What you will do:
Go through the material below and copy each line where the word "无法出场" appears.
================
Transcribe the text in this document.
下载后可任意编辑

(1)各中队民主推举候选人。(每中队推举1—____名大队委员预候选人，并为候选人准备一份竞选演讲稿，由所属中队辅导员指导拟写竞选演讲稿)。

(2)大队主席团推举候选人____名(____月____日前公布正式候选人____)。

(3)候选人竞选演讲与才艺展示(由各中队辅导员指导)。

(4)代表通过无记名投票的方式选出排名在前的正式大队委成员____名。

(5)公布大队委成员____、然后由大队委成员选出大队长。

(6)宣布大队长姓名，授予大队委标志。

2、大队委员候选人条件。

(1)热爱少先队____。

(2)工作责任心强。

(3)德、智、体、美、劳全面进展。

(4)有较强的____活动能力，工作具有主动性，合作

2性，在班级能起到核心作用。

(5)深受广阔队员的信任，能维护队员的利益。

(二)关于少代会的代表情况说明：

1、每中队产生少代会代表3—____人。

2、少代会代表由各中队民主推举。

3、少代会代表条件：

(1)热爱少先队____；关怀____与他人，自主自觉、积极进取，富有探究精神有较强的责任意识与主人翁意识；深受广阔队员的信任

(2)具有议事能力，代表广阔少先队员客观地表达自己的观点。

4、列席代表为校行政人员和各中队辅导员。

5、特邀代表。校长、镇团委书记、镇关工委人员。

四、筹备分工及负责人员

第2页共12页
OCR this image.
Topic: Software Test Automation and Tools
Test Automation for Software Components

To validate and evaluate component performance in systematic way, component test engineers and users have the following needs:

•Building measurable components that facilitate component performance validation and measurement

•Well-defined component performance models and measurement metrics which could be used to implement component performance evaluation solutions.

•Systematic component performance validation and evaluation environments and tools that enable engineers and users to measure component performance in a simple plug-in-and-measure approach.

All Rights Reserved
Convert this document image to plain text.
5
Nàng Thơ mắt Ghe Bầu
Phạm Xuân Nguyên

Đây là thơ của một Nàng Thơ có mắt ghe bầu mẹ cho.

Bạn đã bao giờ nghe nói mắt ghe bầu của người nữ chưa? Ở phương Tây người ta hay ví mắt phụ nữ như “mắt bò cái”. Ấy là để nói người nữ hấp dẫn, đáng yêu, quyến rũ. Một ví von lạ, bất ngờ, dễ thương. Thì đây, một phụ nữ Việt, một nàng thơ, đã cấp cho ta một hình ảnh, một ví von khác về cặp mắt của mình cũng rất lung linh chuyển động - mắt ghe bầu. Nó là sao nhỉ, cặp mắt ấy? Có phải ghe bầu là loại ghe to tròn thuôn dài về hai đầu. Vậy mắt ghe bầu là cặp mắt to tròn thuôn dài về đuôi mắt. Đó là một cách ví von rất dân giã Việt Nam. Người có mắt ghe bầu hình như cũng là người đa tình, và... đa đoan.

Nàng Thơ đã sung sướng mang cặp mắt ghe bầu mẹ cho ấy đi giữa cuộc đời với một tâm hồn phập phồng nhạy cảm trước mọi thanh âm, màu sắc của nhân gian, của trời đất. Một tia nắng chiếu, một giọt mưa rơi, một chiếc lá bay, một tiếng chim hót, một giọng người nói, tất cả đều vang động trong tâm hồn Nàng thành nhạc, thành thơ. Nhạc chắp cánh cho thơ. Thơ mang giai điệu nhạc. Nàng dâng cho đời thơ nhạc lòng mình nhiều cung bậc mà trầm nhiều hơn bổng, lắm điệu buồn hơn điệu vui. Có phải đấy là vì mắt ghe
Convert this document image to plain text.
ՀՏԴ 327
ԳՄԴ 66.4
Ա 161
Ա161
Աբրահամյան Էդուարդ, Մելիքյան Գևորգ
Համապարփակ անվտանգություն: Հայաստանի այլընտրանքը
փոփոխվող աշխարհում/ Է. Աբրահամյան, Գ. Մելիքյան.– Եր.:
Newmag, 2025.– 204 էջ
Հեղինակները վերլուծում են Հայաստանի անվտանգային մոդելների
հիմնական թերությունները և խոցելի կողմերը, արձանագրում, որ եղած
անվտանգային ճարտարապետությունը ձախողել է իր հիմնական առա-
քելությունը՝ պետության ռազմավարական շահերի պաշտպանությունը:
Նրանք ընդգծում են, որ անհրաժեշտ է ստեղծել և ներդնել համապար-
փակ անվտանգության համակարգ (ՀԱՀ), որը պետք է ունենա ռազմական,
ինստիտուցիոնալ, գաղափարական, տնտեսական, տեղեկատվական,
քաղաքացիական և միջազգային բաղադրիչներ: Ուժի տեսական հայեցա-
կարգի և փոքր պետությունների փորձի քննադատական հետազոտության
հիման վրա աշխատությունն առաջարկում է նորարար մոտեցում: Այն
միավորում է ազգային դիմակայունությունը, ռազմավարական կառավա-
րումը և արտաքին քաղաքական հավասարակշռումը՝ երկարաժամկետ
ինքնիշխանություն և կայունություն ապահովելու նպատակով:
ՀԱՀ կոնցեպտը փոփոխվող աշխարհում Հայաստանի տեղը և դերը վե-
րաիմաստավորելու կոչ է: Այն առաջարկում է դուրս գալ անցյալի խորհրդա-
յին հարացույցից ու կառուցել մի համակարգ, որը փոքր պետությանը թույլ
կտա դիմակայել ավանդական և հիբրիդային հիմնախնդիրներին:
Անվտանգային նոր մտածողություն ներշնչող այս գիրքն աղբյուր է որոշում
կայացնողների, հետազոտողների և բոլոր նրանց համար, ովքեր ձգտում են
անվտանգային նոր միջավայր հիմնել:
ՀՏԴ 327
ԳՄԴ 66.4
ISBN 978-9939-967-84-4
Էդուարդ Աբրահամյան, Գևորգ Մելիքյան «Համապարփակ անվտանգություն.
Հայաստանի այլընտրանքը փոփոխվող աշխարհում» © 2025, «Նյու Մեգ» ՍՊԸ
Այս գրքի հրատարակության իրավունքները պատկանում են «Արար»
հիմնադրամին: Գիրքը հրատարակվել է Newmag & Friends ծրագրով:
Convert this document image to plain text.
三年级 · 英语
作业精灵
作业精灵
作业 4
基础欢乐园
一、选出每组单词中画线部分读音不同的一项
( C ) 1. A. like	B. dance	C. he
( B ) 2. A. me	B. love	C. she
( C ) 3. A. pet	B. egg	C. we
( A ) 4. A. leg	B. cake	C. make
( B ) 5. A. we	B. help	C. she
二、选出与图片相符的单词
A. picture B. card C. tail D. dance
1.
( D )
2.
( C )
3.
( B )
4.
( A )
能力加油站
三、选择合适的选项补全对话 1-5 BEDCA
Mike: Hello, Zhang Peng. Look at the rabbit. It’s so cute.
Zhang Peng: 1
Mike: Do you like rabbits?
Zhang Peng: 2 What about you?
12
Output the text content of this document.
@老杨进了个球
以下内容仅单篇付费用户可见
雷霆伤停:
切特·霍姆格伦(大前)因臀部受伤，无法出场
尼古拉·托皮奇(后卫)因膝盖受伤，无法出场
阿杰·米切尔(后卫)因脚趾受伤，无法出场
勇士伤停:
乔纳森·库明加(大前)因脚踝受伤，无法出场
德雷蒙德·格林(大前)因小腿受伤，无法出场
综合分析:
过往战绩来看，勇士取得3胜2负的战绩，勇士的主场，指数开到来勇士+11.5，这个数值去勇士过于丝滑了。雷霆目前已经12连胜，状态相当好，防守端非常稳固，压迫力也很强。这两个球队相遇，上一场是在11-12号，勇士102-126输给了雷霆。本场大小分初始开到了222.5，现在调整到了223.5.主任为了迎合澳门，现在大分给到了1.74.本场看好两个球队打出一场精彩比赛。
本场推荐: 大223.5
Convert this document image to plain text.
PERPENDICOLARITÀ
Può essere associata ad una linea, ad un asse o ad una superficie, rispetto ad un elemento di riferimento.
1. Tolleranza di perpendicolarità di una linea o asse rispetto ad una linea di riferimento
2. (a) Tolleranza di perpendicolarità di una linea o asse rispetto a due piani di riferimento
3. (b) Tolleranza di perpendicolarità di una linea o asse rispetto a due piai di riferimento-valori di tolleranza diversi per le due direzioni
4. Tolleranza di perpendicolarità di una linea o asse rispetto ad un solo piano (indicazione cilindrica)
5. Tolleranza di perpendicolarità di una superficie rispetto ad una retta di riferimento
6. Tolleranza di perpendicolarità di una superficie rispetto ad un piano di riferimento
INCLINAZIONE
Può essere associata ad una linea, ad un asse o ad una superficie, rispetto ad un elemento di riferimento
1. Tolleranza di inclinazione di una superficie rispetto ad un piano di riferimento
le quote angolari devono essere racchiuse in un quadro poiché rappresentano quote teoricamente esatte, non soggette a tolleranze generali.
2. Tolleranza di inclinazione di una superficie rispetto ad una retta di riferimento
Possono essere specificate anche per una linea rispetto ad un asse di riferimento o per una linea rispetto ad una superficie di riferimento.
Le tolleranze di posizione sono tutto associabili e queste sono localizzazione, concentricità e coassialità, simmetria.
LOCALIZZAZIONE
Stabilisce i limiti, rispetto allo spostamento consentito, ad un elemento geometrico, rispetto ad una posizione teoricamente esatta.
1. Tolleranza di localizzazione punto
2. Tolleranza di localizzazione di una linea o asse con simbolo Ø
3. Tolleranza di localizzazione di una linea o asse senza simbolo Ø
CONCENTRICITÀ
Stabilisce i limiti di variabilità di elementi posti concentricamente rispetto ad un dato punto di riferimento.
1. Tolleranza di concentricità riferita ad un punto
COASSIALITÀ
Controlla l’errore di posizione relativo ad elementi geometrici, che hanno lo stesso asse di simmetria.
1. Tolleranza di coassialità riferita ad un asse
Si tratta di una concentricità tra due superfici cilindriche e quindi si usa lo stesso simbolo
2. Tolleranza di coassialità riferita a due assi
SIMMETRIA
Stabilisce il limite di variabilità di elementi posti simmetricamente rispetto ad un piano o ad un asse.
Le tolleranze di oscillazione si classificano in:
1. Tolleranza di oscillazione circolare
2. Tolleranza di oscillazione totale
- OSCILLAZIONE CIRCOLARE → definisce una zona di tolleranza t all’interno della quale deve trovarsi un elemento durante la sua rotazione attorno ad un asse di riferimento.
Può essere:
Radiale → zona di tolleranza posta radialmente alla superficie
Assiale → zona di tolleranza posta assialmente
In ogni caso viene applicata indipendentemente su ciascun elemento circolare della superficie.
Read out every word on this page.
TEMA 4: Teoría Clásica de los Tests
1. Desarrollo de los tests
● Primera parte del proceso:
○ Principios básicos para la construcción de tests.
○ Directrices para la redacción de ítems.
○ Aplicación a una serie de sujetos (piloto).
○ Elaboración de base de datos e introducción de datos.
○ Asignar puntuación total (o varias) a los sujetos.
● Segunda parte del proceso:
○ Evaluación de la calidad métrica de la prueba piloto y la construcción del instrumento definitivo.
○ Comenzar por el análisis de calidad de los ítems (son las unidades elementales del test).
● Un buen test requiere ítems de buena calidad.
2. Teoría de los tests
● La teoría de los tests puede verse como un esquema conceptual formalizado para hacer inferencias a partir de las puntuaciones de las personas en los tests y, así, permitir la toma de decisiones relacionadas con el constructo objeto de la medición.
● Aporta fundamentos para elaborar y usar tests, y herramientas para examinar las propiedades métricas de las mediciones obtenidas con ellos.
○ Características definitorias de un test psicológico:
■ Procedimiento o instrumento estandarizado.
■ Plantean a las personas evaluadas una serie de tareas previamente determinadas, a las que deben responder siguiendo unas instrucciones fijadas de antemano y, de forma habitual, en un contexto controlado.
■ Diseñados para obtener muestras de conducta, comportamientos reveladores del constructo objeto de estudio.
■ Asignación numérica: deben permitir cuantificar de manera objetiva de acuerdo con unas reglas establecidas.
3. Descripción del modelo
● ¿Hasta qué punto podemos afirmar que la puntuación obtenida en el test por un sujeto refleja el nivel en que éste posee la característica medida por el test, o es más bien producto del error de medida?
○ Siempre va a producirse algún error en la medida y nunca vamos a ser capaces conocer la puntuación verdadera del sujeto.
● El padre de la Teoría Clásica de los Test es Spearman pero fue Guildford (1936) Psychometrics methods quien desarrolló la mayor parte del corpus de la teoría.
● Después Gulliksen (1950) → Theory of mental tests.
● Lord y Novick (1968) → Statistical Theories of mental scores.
================
Response below:
切特·霍姆格伦(大前)因臀部受伤，无法出场
尼古拉·托皮奇(后卫)因膝盖受伤，无法出场
阿杰·米切尔(后卫)因脚趾受伤，无法出场
乔纳森·库明加(大前)因脚踝受伤，无法出场
德雷蒙德·格林(大前)因小腿受伤，无法出场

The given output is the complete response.